◆ Aim of the exercise ◆
Only the number is wanted: count the lines that include the word "esta".

A block of data:
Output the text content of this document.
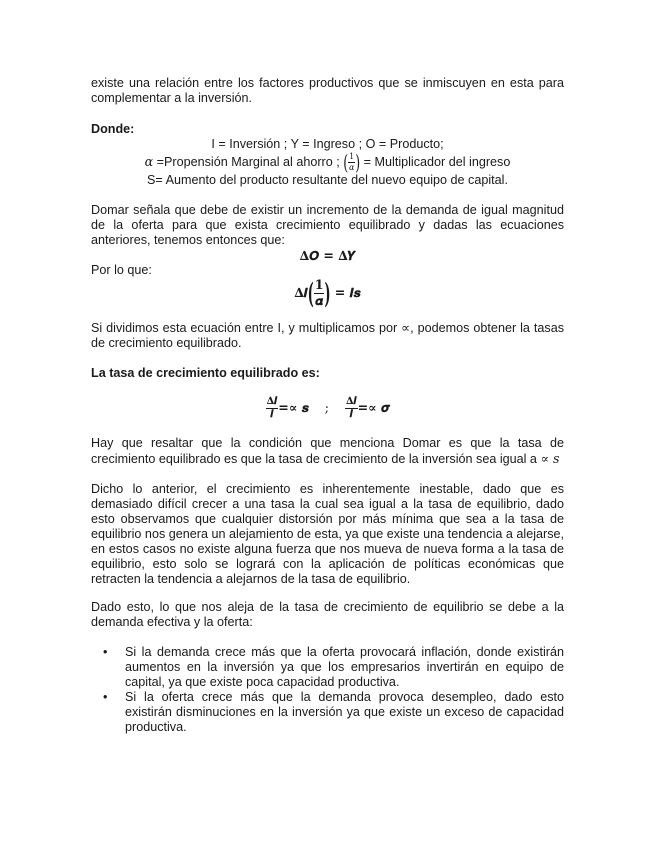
existe una relación entre los factores productivos que se inmiscuyen en esta para complementar a la inversión.

Donde:

I = Inversión ; Y = Ingreso ; O = Producto;

α =Propensión Marginal al ahorro ; ( $\frac{1}{\alpha}$ ) = Multiplicador del ingreso

S= Aumento del producto resultante del nuevo equipo de capital.

Domar señala que debe de existir un incremento de la demanda de igual magnitud de la oferta para que exista crecimiento equilibrado y dadas las ecuaciones anteriores, tenemos entonces que:

∆𝑶 = ∆𝒀

Por lo que:

∆𝑰( $\frac{𝟏}{\text{𝜶}}$ ) = 𝑰𝒔

Si dividimos esta ecuación entre I, y multiplicamos por ∝, podemos obtener la tasas de crecimiento equilibrado.

La tasa de crecimiento equilibrado es:

$\frac{\text{∆𝑰}}{\text{𝑰}}$ =∝ 𝒔 ; $\frac{\text{∆𝑰}}{\text{𝑰}}$ =∝ 𝝈

Hay que resaltar que la condición que menciona Domar es que la tasa de crecimiento equilibrado es que la tasa de crecimiento de la inversión sea igual a ∝ 𝑠

Dicho lo anterior, el crecimiento es inherentemente inestable, dado que es demasiado difícil crecer a una tasa la cual sea igual a la tasa de equilibrio, dado esto observamos que cualquier distorsión por más mínima que sea a la tasa de equilibrio nos genera un alejamiento de esta, ya que existe una tendencia a alejarse, en estos casos no existe alguna fuerza que nos mueva de nueva forma a la tasa de equilibrio, esto solo se logrará con la aplicación de políticas económicas que retracten la tendencia a alejarnos de la tasa de equilibrio.

Dado esto, lo que nos aleja de la tasa de crecimiento de equilibrio se debe a la demanda efectiva y la oferta:

• Si la demanda crece más que la oferta provocará inflación, donde existirán aumentos en la inversión ya que los empresarios invertirán en equipo de capital, ya que existe poca capacidad productiva.
• Si la oferta crece más que la demanda provoca desempleo, dado esto existirán disminuciones en la inversión ya que existe un exceso de capacidad productiva.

◆ Written answer ◆
3